→ **DATASET RECORDS**
* * * * * * * * *

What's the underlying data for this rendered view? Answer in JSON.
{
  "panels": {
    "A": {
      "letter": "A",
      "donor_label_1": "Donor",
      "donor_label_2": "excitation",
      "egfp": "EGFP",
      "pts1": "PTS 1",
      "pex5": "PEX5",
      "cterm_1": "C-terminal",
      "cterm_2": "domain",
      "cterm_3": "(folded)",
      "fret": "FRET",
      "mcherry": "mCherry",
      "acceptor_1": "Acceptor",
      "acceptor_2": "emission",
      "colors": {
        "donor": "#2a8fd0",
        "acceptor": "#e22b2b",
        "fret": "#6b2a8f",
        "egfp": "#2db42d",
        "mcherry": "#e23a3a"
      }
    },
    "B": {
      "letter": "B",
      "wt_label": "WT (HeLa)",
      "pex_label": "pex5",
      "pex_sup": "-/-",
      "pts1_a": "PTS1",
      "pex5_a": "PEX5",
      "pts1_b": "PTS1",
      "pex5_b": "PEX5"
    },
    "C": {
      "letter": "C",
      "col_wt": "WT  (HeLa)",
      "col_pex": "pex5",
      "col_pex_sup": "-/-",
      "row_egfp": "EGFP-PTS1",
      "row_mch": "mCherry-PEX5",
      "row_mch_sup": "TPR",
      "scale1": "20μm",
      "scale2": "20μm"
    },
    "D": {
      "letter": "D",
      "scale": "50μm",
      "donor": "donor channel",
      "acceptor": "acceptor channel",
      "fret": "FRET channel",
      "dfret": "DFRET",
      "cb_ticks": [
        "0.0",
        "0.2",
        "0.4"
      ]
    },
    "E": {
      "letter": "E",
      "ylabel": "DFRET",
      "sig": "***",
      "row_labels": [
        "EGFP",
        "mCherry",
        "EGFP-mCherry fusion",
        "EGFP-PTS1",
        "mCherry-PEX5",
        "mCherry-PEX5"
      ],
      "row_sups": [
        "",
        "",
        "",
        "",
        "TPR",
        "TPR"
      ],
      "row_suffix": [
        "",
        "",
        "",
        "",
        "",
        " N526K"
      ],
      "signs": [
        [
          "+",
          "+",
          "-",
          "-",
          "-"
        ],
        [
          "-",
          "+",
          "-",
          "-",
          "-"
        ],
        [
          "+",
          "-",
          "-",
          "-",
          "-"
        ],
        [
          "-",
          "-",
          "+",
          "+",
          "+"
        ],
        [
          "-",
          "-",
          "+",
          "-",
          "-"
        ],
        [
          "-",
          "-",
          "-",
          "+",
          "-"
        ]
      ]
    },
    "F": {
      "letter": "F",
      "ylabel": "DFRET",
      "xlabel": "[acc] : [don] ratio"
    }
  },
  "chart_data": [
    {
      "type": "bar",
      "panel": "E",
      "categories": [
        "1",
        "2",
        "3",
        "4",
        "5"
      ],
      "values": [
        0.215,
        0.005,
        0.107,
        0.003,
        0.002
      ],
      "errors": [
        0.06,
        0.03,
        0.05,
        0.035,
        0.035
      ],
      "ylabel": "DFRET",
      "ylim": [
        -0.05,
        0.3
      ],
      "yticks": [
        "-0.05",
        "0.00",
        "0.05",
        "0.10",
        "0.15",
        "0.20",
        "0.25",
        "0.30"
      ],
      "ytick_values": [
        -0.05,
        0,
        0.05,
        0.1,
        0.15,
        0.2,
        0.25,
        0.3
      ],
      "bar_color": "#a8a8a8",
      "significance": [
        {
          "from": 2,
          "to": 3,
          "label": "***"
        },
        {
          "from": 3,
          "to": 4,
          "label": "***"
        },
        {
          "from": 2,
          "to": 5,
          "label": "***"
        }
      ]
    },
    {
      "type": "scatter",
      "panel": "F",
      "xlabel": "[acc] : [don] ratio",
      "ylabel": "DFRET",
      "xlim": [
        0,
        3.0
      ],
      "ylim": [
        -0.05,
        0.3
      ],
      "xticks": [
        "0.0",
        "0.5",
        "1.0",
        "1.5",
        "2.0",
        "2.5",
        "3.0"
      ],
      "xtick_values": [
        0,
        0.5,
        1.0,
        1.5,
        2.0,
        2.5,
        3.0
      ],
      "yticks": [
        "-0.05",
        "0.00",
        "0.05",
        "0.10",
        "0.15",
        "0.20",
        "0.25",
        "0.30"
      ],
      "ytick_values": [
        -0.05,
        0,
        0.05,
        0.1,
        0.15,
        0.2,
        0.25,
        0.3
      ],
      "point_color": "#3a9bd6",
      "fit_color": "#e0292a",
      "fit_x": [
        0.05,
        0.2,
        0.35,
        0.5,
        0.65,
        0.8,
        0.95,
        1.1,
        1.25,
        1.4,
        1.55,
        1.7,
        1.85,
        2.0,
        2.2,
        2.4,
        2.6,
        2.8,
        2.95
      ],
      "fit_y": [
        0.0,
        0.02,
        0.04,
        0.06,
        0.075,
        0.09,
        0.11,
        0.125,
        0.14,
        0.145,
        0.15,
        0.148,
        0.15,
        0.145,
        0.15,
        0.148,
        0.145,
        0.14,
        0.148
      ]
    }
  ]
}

* * * * * * * * *

→ **WHAT YOU HAVE TO DO**
Check each line of the entries above for the word "letter". List the ones that have it.

→ **RESULT OF THE TASK**
      "letter": "A",
      "letter": "B",
      "letter": "C",
      "letter": "D",
      "letter": "E",
      "letter": "F",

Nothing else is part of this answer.